Your task – Quote the entries word for word. Omit the pictures.

Records –
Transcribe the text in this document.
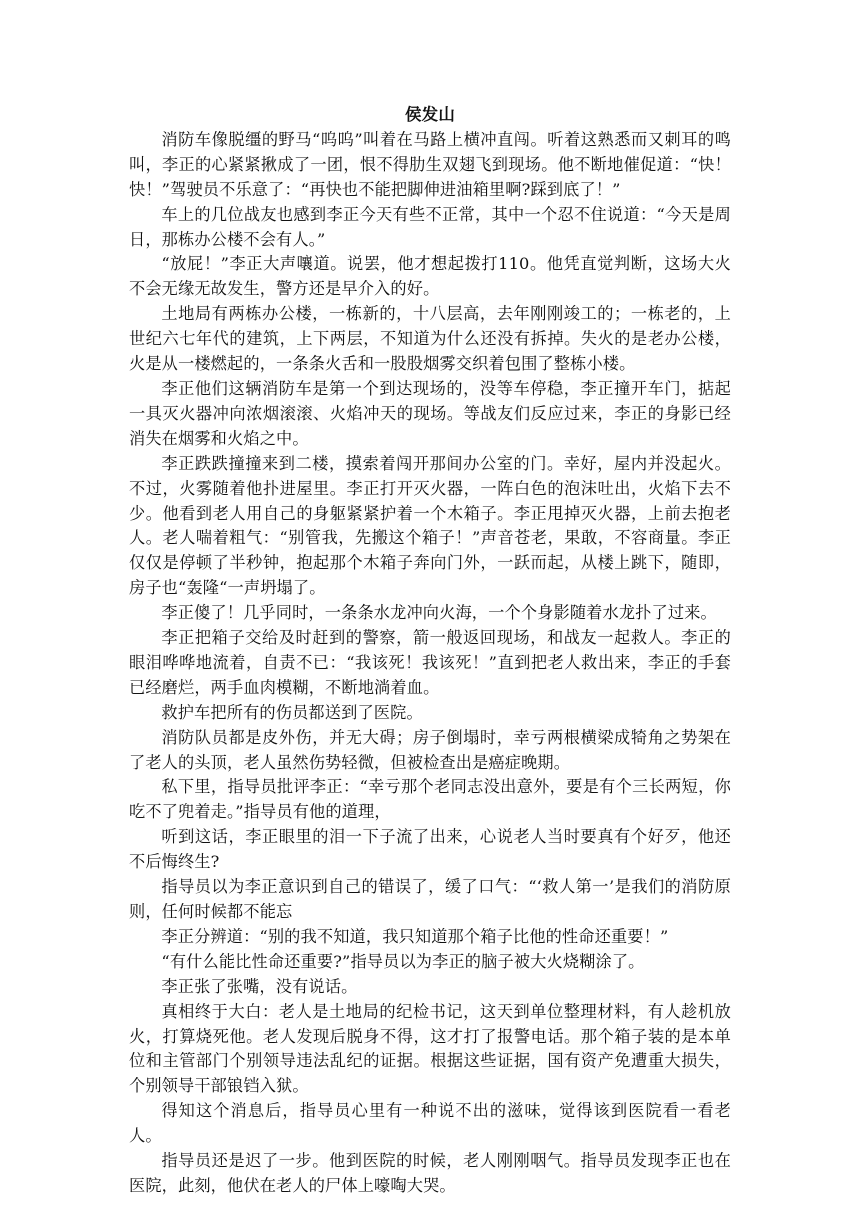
侯发山

消防车像脱缰的野马“呜呜”叫着在马路上横冲直闯。听着这熟悉而又刺耳的鸣叫，李正的心紧紧揪成了一团，恨不得肋生双翅飞到现场。他不断地催促道：“快！快！”驾驶员不乐意了：“再快也不能把脚伸进油箱里啊?踩到底了！”

车上的几位战友也感到李正今天有些不正常，其中一个忍不住说道：“今天是周日，那栋办公楼不会有人。”

“放屁！”李正大声嚷道。说罢，他才想起拨打110。他凭直觉判断，这场大火不会无缘无故发生，警方还是早介入的好。

土地局有两栋办公楼，一栋新的，十八层高，去年刚刚竣工的；一栋老的，上世纪六七年代的建筑，上下两层，不知道为什么还没有拆掉。失火的是老办公楼，火是从一楼燃起的，一条条火舌和一股股烟雾交织着包围了整栋小楼。

李正他们这辆消防车是第一个到达现场的，没等车停稳，李正撞开车门，掂起一具灭火器冲向浓烟滚滚、火焰冲天的现场。等战友们反应过来，李正的身影已经消失在烟雾和火焰之中。

李正跌跌撞撞来到二楼，摸索着闯开那间办公室的门。幸好，屋内并没起火。不过，火雾随着他扑进屋里。李正打开灭火器，一阵白色的泡沫吐出，火焰下去不少。他看到老人用自己的身躯紧紧护着一个木箱子。李正甩掉灭火器，上前去抱老人。老人喘着粗气：“别管我，先搬这个箱子！”声音苍老，果敢，不容商量。李正仅仅是停顿了半秒钟，抱起那个木箱子奔向门外，一跃而起，从楼上跳下，随即，房子也“轰隆“一声坍塌了。

李正傻了！几乎同时，一条条水龙冲向火海，一个个身影随着水龙扑了过来。

李正把箱子交给及时赶到的警察，箭一般返回现场，和战友一起救人。李正的眼泪哗哗地流着，自责不已：“我该死！我该死！”直到把老人救出来，李正的手套已经磨烂，两手血肉模糊，不断地淌着血。

救护车把所有的伤员都送到了医院。

消防队员都是皮外伤，并无大碍；房子倒塌时，幸亏两根横梁成犄角之势架在了老人的头顶，老人虽然伤势轻微，但被检查出是癌症晚期。

私下里，指导员批评李正：“幸亏那个老同志没出意外，要是有个三长两短，你吃不了兜着走。”指导员有他的道理，

听到这话，李正眼里的泪一下子流了出来，心说老人当时要真有个好歹，他还不后悔终生?

指导员以为李正意识到自己的错误了，缓了口气：“‘救人第一’是我们的消防原则，任何时候都不能忘

李正分辨道：“别的我不知道，我只知道那个箱子比他的性命还重要！”

“有什么能比性命还重要?”指导员以为李正的脑子被大火烧糊涂了。

李正张了张嘴，没有说话。

真相终于大白：老人是土地局的纪检书记，这天到单位整理材料，有人趁机放火，打算烧死他。老人发现后脱身不得，这才打了报警电话。那个箱子装的是本单位和主管部门个别领导违法乱纪的证据。根据这些证据，国有资产免遭重大损失，个别领导干部锒铛入狱。

得知这个消息后，指导员心里有一种说不出的滋味，觉得该到医院看一看老人。

指导员还是迟了一步。他到医院的时候，老人刚刚咽气。指导员发现李正也在医院，此刻，他伏在老人的尸体上嚎啕大哭。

Result of the task –
Transcribe the text in this document.
侯发山

消防车像脱缰的野马“呜呜”叫着在马路上横冲直闯。听着这熟悉而又刺耳的鸣叫，李正的心紧紧揪成了一团，恨不得肋生双翅飞到现场。他不断地催促道：“快！快！”驾驶员不乐意了：“再快也不能把脚伸进油箱里啊?踩到底了！”

车上的几位战友也感到李正今天有些不正常，其中一个忍不住说道：“今天是周日，那栋办公楼不会有人。”

“放屁！”李正大声嚷道。说罢，他才想起拨打110。他凭直觉判断，这场大火不会无缘无故发生，警方还是早介入的好。

土地局有两栋办公楼，一栋新的，十八层高，去年刚刚竣工的；一栋老的，上世纪六七年代的建筑，上下两层，不知道为什么还没有拆掉。失火的是老办公楼，火是从一楼燃起的，一条条火舌和一股股烟雾交织着包围了整栋小楼。

李正他们这辆消防车是第一个到达现场的，没等车停稳，李正撞开车门，掂起一具灭火器冲向浓烟滚滚、火焰冲天的现场。等战友们反应过来，李正的身影已经消失在烟雾和火焰之中。

李正跌跌撞撞来到二楼，摸索着闯开那间办公室的门。幸好，屋内并没起火。不过，火雾随着他扑进屋里。李正打开灭火器，一阵白色的泡沫吐出，火焰下去不少。他看到老人用自己的身躯紧紧护着一个木箱子。李正甩掉灭火器，上前去抱老人。老人喘着粗气：“别管我，先搬这个箱子！”声音苍老，果敢，不容商量。李正仅仅是停顿了半秒钟，抱起那个木箱子奔向门外，一跃而起，从楼上跳下，随即，房子也“轰隆“一声坍塌了。

李正傻了！几乎同时，一条条水龙冲向火海，一个个身影随着水龙扑了过来。

李正把箱子交给及时赶到的警察，箭一般返回现场，和战友一起救人。李正的眼泪哗哗地流着，自责不已：“我该死！我该死！”直到把老人救出来，李正的手套已经磨烂，两手血肉模糊，不断地淌着血。

救护车把所有的伤员都送到了医院。

消防队员都是皮外伤，并无大碍；房子倒塌时，幸亏两根横梁成犄角之势架在了老人的头顶，老人虽然伤势轻微，但被检查出是癌症晚期。

私下里，指导员批评李正：“幸亏那个老同志没出意外，要是有个三长两短，你吃不了兜着走。”指导员有他的道理，

听到这话，李正眼里的泪一下子流了出来，心说老人当时要真有个好歹，他还不后悔终生?

指导员以为李正意识到自己的错误了，缓了口气：“‘救人第一’是我们的消防原则，任何时候都不能忘

李正分辨道：“别的我不知道，我只知道那个箱子比他的性命还重要！”

“有什么能比性命还重要?”指导员以为李正的脑子被大火烧糊涂了。

李正张了张嘴，没有说话。

真相终于大白：老人是土地局的纪检书记，这天到单位整理材料，有人趁机放火，打算烧死他。老人发现后脱身不得，这才打了报警电话。那个箱子装的是本单位和主管部门个别领导违法乱纪的证据。根据这些证据，国有资产免遭重大损失，个别领导干部锒铛入狱。

得知这个消息后，指导员心里有一种说不出的滋味，觉得该到医院看一看老人。

指导员还是迟了一步。他到医院的时候，老人刚刚咽气。指导员发现李正也在医院，此刻，他伏在老人的尸体上嚎啕大哭。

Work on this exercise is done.